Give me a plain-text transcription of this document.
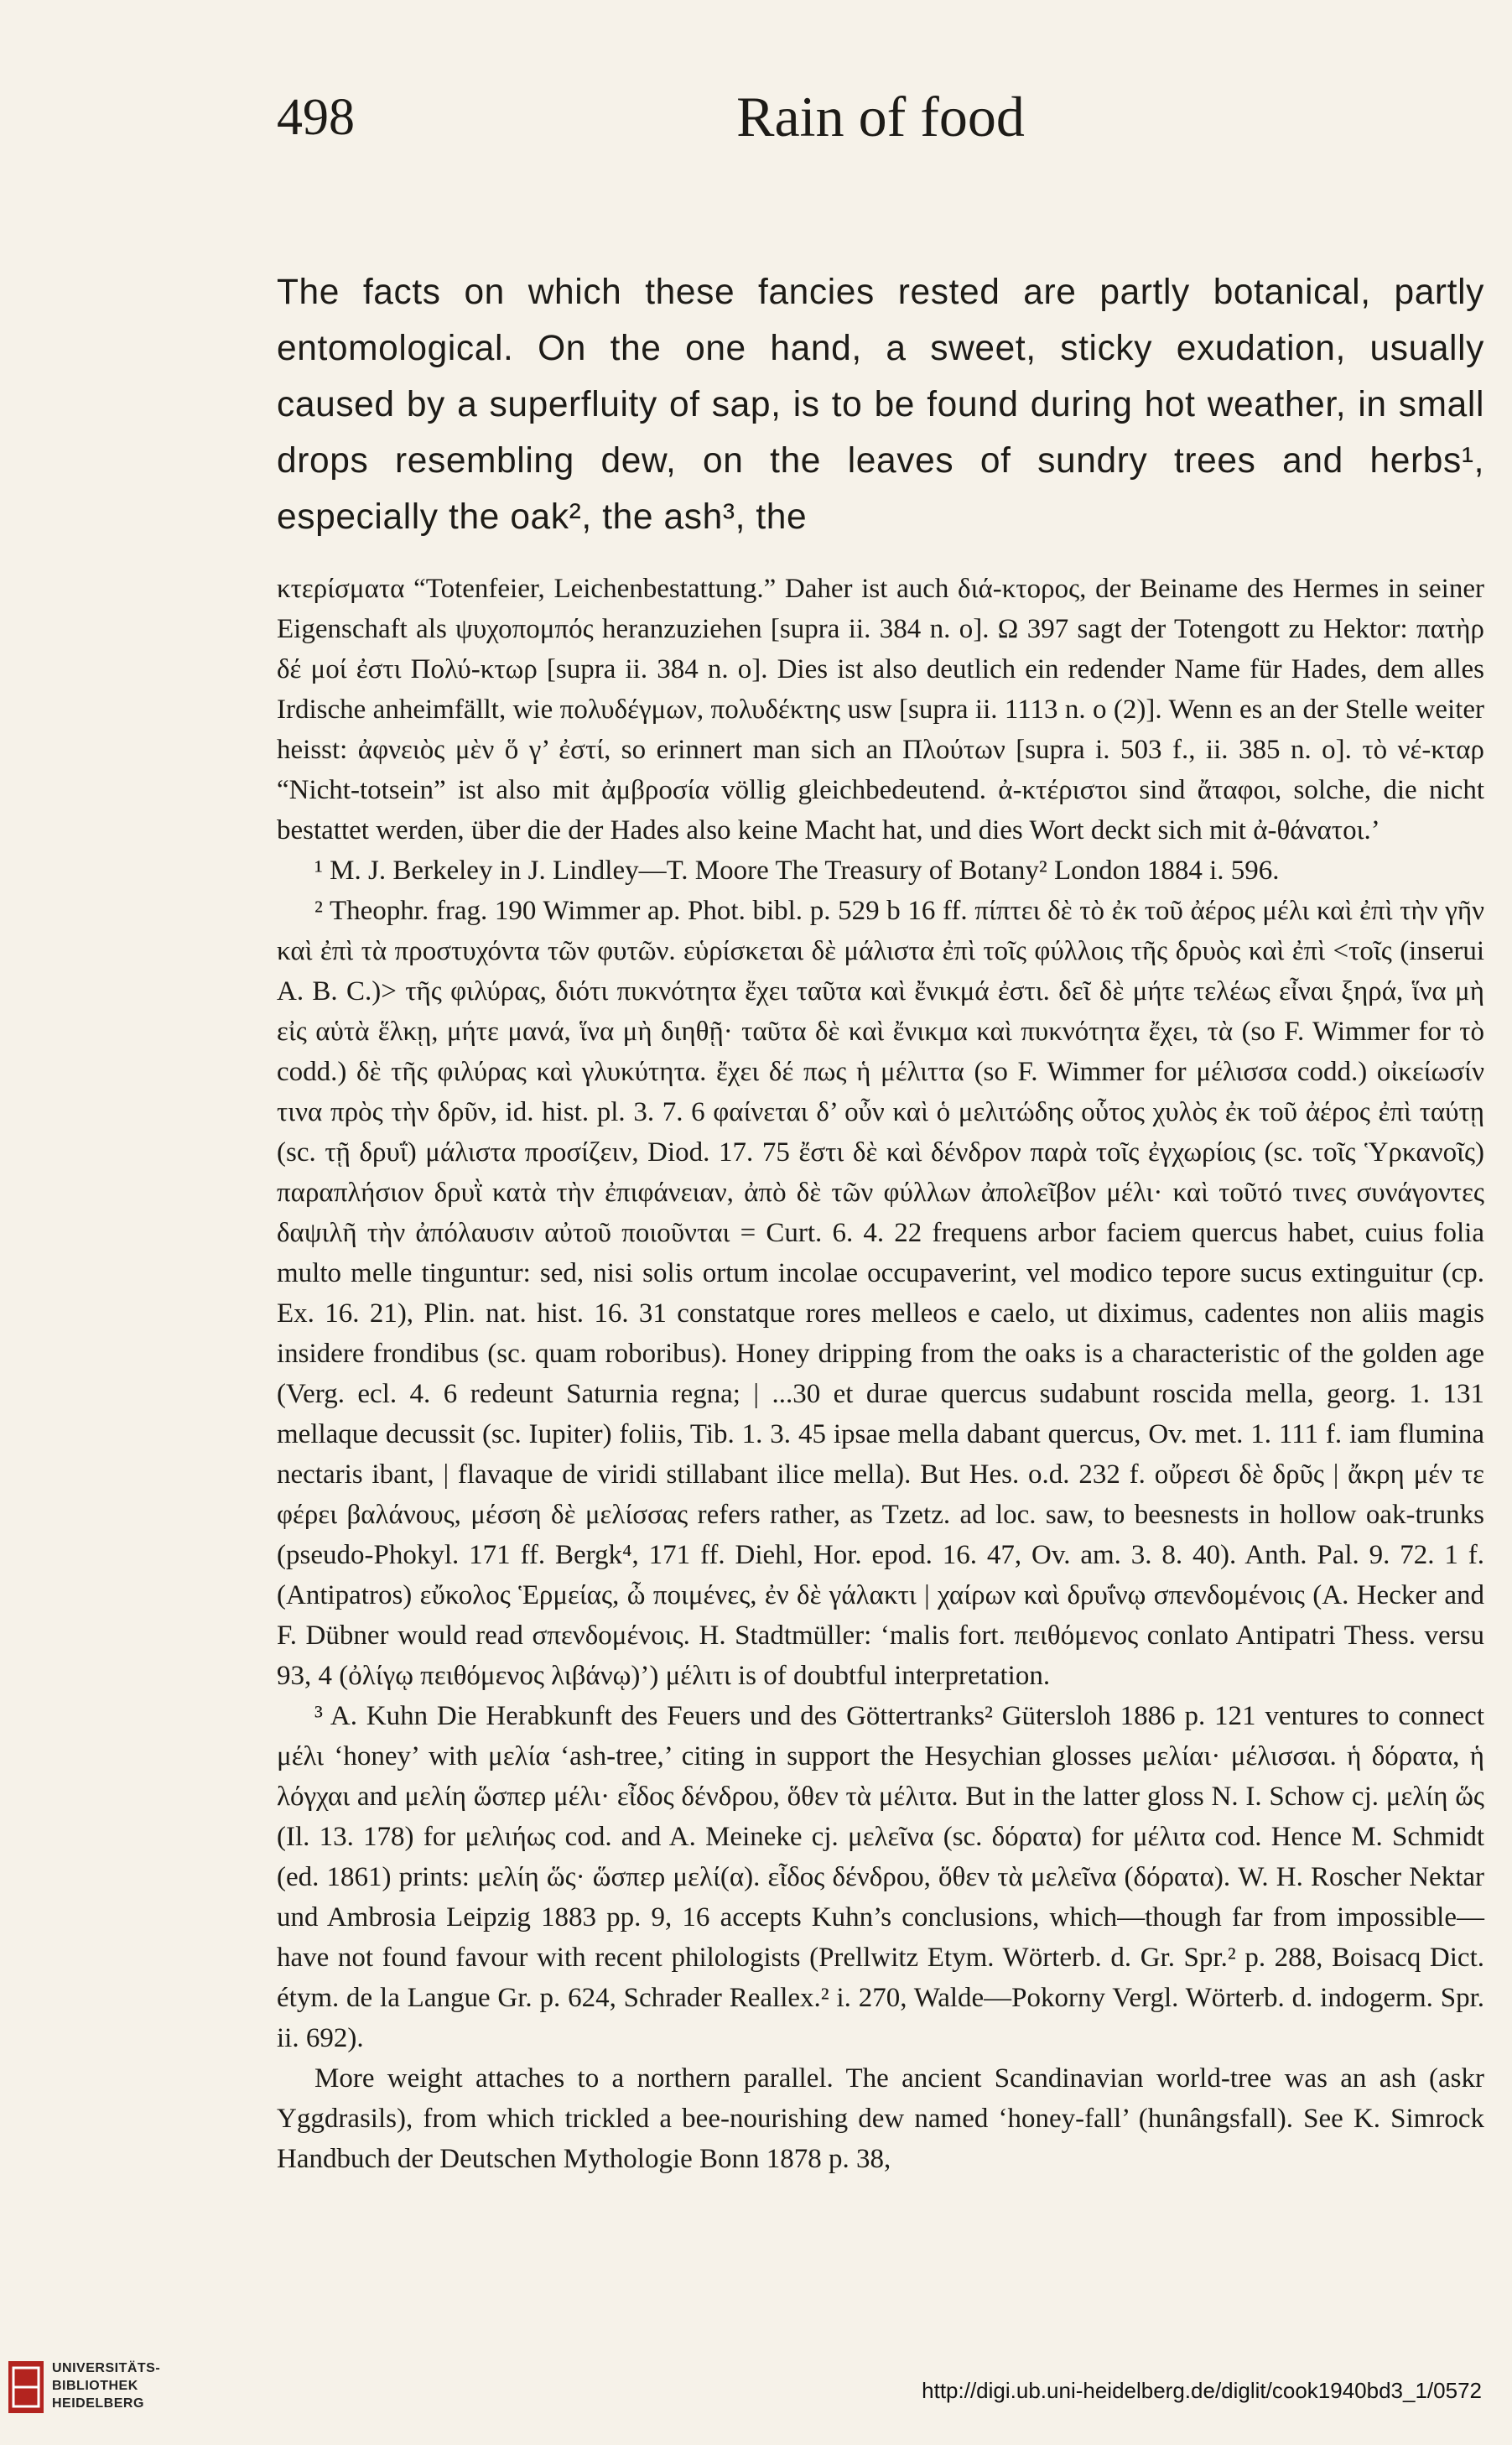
498	Rain of food
The facts on which these fancies rested are partly botanical, partly entomological. On the one hand, a sweet, sticky exudation, usually caused by a superfluity of sap, is to be found during hot weather, in small drops resembling dew, on the leaves of sundry trees and herbs¹, especially the oak², the ash³, the

κτερίσματα “Totenfeier, Leichenbestattung.” Daher ist auch διά-κτορος, der Beiname des Hermes in seiner Eigenschaft als ψυχοπομπός heranzuziehen [supra ii. 384 n. o]. Ω 397 sagt der Totengott zu Hektor: πατὴρ δέ μοί ἐστι Πολύ-κτωρ [supra ii. 384 n. o]. Dies ist also deutlich ein redender Name für Hades, dem alles Irdische anheimfällt, wie πολυδέγμων, πολυδέκτης usw [supra ii. 1113 n. o (2)]. Wenn es an der Stelle weiter heisst: ἀφνειὸς μὲν ὅ γ’ ἐστί, so erinnert man sich an Πλούτων [supra i. 503 f., ii. 385 n. o]. τὸ νέ-κταρ “Nicht-totsein” ist also mit ἀμβροσία völlig gleichbedeutend. ἀ-κτέριστοι sind ἄταφοι, solche, die nicht bestattet werden, über die der Hades also keine Macht hat, und dies Wort deckt sich mit ἀ-θάνατοι.’

¹ M. J. Berkeley in J. Lindley—T. Moore The Treasury of Botany² London 1884 i. 596.

² Theophr. frag. 190 Wimmer ap. Phot. bibl. p. 529 b 16 ff. πίπτει δὲ τὸ ἐκ τοῦ ἀέρος μέλι καὶ ἐπὶ τὴν γῆν καὶ ἐπὶ τὰ προστυχόντα τῶν φυτῶν. εὑρίσκεται δὲ μάλιστα ἐπὶ τοῖς φύλλοις τῆς δρυὸς καὶ ἐπὶ <τοῖς (inserui A. B. C.)> τῆς φιλύρας, διότι πυκνότητα ἔχει ταῦτα καὶ ἔνικμά ἐστι. δεῖ δὲ μήτε τελέως εἶναι ξηρά, ἵνα μὴ εἰς αὑτὰ ἕλκῃ, μήτε μανά, ἵνα μὴ διηθῇ· ταῦτα δὲ καὶ ἔνικμα καὶ πυκνότητα ἔχει, τὰ (so F. Wimmer for τὸ codd.) δὲ τῆς φιλύρας καὶ γλυκύτητα. ἔχει δέ πως ἡ μέλιττα (so F. Wimmer for μέλισσα codd.) οἰκείωσίν τινα πρὸς τὴν δρῦν, id. hist. pl. 3. 7. 6 φαίνεται δ’ οὖν καὶ ὁ μελιτώδης οὗτος χυλὸς ἐκ τοῦ ἀέρος ἐπὶ ταύτῃ (sc. τῇ δρυΐ) μάλιστα προσίζειν, Diod. 17. 75 ἔστι δὲ καὶ δένδρον παρὰ τοῖς ἐγχωρίοις (sc. τοῖς Ὑρκανοῖς) παραπλήσιον δρυῒ κατὰ τὴν ἐπιφάνειαν, ἀπὸ δὲ τῶν φύλλων ἀπολεῖβον μέλι· καὶ τοῦτό τινες συνάγοντες δαψιλῆ τὴν ἀπόλαυσιν αὐτοῦ ποιοῦνται = Curt. 6. 4. 22 frequens arbor faciem quercus habet, cuius folia multo melle tinguntur: sed, nisi solis ortum incolae occupaverint, vel modico tepore sucus extinguitur (cp. Ex. 16. 21), Plin. nat. hist. 16. 31 constatque rores melleos e caelo, ut diximus, cadentes non aliis magis insidere frondibus (sc. quam roboribus). Honey dripping from the oaks is a characteristic of the golden age (Verg. ecl. 4. 6 redeunt Saturnia regna; | ...30 et durae quercus sudabunt roscida mella, georg. 1. 131 mellaque decussit (sc. Iupiter) foliis, Tib. 1. 3. 45 ipsae mella dabant quercus, Ov. met. 1. 111 f. iam flumina nectaris ibant, | flavaque de viridi stillabant ilice mella). But Hes. o.d. 232 f. οὔρεσι δὲ δρῦς | ἄκρη μέν τε φέρει βαλάνους, μέσση δὲ μελίσσας refers rather, as Tzetz. ad loc. saw, to beesnests in hollow oak-trunks (pseudo-Phokyl. 171 ff. Bergk⁴, 171 ff. Diehl, Hor. epod. 16. 47, Ov. am. 3. 8. 40). Anth. Pal. 9. 72. 1 f. (Antipatros) εὔκολος Ἑρμείας, ὦ ποιμένες, ἐν δὲ γάλακτι | χαίρων καὶ δρυΐνῳ σπενδομένοις (A. Hecker and F. Dübner would read σπενδομένοις. H. Stadtmüller: ‘malis fort. πειθόμενος conlato Antipatri Thess. versu 93, 4 (ὀλίγῳ πειθόμενος λιβάνῳ)’) μέλιτι is of doubtful interpretation.

³ A. Kuhn Die Herabkunft des Feuers und des Göttertranks² Gütersloh 1886 p. 121 ventures to connect μέλι ‘honey’ with μελία ‘ash-tree,’ citing in support the Hesychian glosses μελίαι· μέλισσαι. ἡ δόρατα, ἡ λόγχαι and μελίη ὥσπερ μέλι· εἶδος δένδρου, ὅθεν τὰ μέλιτα. But in the latter gloss N. I. Schow cj. μελίη ὥς (Il. 13. 178) for μελιήως cod. and A. Meineke cj. μελεῖνα (sc. δόρατα) for μέλιτα cod. Hence M. Schmidt (ed. 1861) prints: μελίη ὥς· ὥσπερ μελί(α). εἶδος δένδρου, ὅθεν τὰ μελεῖνα (δόρατα). W. H. Roscher Nektar und Ambrosia Leipzig 1883 pp. 9, 16 accepts Kuhn’s conclusions, which—though far from impossible—have not found favour with recent philologists (Prellwitz Etym. Wörterb. d. Gr. Spr.² p. 288, Boisacq Dict. étym. de la Langue Gr. p. 624, Schrader Reallex.² i. 270, Walde—Pokorny Vergl. Wörterb. d. indogerm. Spr. ii. 692).

More weight attaches to a northern parallel. The ancient Scandinavian world-tree was an ash (askr Yggdrasils), from which trickled a bee-nourishing dew named ‘honey-fall’ (hunângsfall). See K. Simrock Handbuch der Deutschen Mythologie Bonn 1878 p. 38,

UNIVERSITÄTS-
BIBLIOTHEK
HEIDELBERG
http://digi.ub.uni-heidelberg.de/diglit/cook1940bd3_1/0572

Exercise prompt: Print the complete listing exactly as it stands, without its pictures.

Task answer:
Give me a plain-text transcription of this document.
498	Rain of food
The facts on which these fancies rested are partly botanical, partly entomological. On the one hand, a sweet, sticky exudation, usually caused by a superfluity of sap, is to be found during hot weather, in small drops resembling dew, on the leaves of sundry trees and herbs¹, especially the oak², the ash³, the

κτερίσματα “Totenfeier, Leichenbestattung.” Daher ist auch διά-κτορος, der Beiname des Hermes in seiner Eigenschaft als ψυχοπομπός heranzuziehen [supra ii. 384 n. o]. Ω 397 sagt der Totengott zu Hektor: πατὴρ δέ μοί ἐστι Πολύ-κτωρ [supra ii. 384 n. o]. Dies ist also deutlich ein redender Name für Hades, dem alles Irdische anheimfällt, wie πολυδέγμων, πολυδέκτης usw [supra ii. 1113 n. o (2)]. Wenn es an der Stelle weiter heisst: ἀφνειὸς μὲν ὅ γ’ ἐστί, so erinnert man sich an Πλούτων [supra i. 503 f., ii. 385 n. o]. τὸ νέ-κταρ “Nicht-totsein” ist also mit ἀμβροσία völlig gleichbedeutend. ἀ-κτέριστοι sind ἄταφοι, solche, die nicht bestattet werden, über die der Hades also keine Macht hat, und dies Wort deckt sich mit ἀ-θάνατοι.’

¹ M. J. Berkeley in J. Lindley—T. Moore The Treasury of Botany² London 1884 i. 596.

² Theophr. frag. 190 Wimmer ap. Phot. bibl. p. 529 b 16 ff. πίπτει δὲ τὸ ἐκ τοῦ ἀέρος μέλι καὶ ἐπὶ τὴν γῆν καὶ ἐπὶ τὰ προστυχόντα τῶν φυτῶν. εὑρίσκεται δὲ μάλιστα ἐπὶ τοῖς φύλλοις τῆς δρυὸς καὶ ἐπὶ <τοῖς (inserui A. B. C.)> τῆς φιλύρας, διότι πυκνότητα ἔχει ταῦτα καὶ ἔνικμά ἐστι. δεῖ δὲ μήτε τελέως εἶναι ξηρά, ἵνα μὴ εἰς αὑτὰ ἕλκῃ, μήτε μανά, ἵνα μὴ διηθῇ· ταῦτα δὲ καὶ ἔνικμα καὶ πυκνότητα ἔχει, τὰ (so F. Wimmer for τὸ codd.) δὲ τῆς φιλύρας καὶ γλυκύτητα. ἔχει δέ πως ἡ μέλιττα (so F. Wimmer for μέλισσα codd.) οἰκείωσίν τινα πρὸς τὴν δρῦν, id. hist. pl. 3. 7. 6 φαίνεται δ’ οὖν καὶ ὁ μελιτώδης οὗτος χυλὸς ἐκ τοῦ ἀέρος ἐπὶ ταύτῃ (sc. τῇ δρυΐ) μάλιστα προσίζειν, Diod. 17. 75 ἔστι δὲ καὶ δένδρον παρὰ τοῖς ἐγχωρίοις (sc. τοῖς Ὑρκανοῖς) παραπλήσιον δρυῒ κατὰ τὴν ἐπιφάνειαν, ἀπὸ δὲ τῶν φύλλων ἀπολεῖβον μέλι· καὶ τοῦτό τινες συνάγοντες δαψιλῆ τὴν ἀπόλαυσιν αὐτοῦ ποιοῦνται = Curt. 6. 4. 22 frequens arbor faciem quercus habet, cuius folia multo melle tinguntur: sed, nisi solis ortum incolae occupaverint, vel modico tepore sucus extinguitur (cp. Ex. 16. 21), Plin. nat. hist. 16. 31 constatque rores melleos e caelo, ut diximus, cadentes non aliis magis insidere frondibus (sc. quam roboribus). Honey dripping from the oaks is a characteristic of the golden age (Verg. ecl. 4. 6 redeunt Saturnia regna; | ...30 et durae quercus sudabunt roscida mella, georg. 1. 131 mellaque decussit (sc. Iupiter) foliis, Tib. 1. 3. 45 ipsae mella dabant quercus, Ov. met. 1. 111 f. iam flumina nectaris ibant, | flavaque de viridi stillabant ilice mella). But Hes. o.d. 232 f. οὔρεσι δὲ δρῦς | ἄκρη μέν τε φέρει βαλάνους, μέσση δὲ μελίσσας refers rather, as Tzetz. ad loc. saw, to beesnests in hollow oak-trunks (pseudo-Phokyl. 171 ff. Bergk⁴, 171 ff. Diehl, Hor. epod. 16. 47, Ov. am. 3. 8. 40). Anth. Pal. 9. 72. 1 f. (Antipatros) εὔκολος Ἑρμείας, ὦ ποιμένες, ἐν δὲ γάλακτι | χαίρων καὶ δρυΐνῳ σπενδομένοις (A. Hecker and F. Dübner would read σπενδομένοις. H. Stadtmüller: ‘malis fort. πειθόμενος conlato Antipatri Thess. versu 93, 4 (ὀλίγῳ πειθόμενος λιβάνῳ)’) μέλιτι is of doubtful interpretation.

³ A. Kuhn Die Herabkunft des Feuers und des Göttertranks² Gütersloh 1886 p. 121 ventures to connect μέλι ‘honey’ with μελία ‘ash-tree,’ citing in support the Hesychian glosses μελίαι· μέλισσαι. ἡ δόρατα, ἡ λόγχαι and μελίη ὥσπερ μέλι· εἶδος δένδρου, ὅθεν τὰ μέλιτα. But in the latter gloss N. I. Schow cj. μελίη ὥς (Il. 13. 178) for μελιήως cod. and A. Meineke cj. μελεῖνα (sc. δόρατα) for μέλιτα cod. Hence M. Schmidt (ed. 1861) prints: μελίη ὥς· ὥσπερ μελί(α). εἶδος δένδρου, ὅθεν τὰ μελεῖνα (δόρατα). W. H. Roscher Nektar und Ambrosia Leipzig 1883 pp. 9, 16 accepts Kuhn’s conclusions, which—though far from impossible—have not found favour with recent philologists (Prellwitz Etym. Wörterb. d. Gr. Spr.² p. 288, Boisacq Dict. étym. de la Langue Gr. p. 624, Schrader Reallex.² i. 270, Walde—Pokorny Vergl. Wörterb. d. indogerm. Spr. ii. 692).

More weight attaches to a northern parallel. The ancient Scandinavian world-tree was an ash (askr Yggdrasils), from which trickled a bee-nourishing dew named ‘honey-fall’ (hunângsfall). See K. Simrock Handbuch der Deutschen Mythologie Bonn 1878 p. 38,

UNIVERSITÄTS-
BIBLIOTHEK
HEIDELBERG
http://digi.ub.uni-heidelberg.de/diglit/cook1940bd3_1/0572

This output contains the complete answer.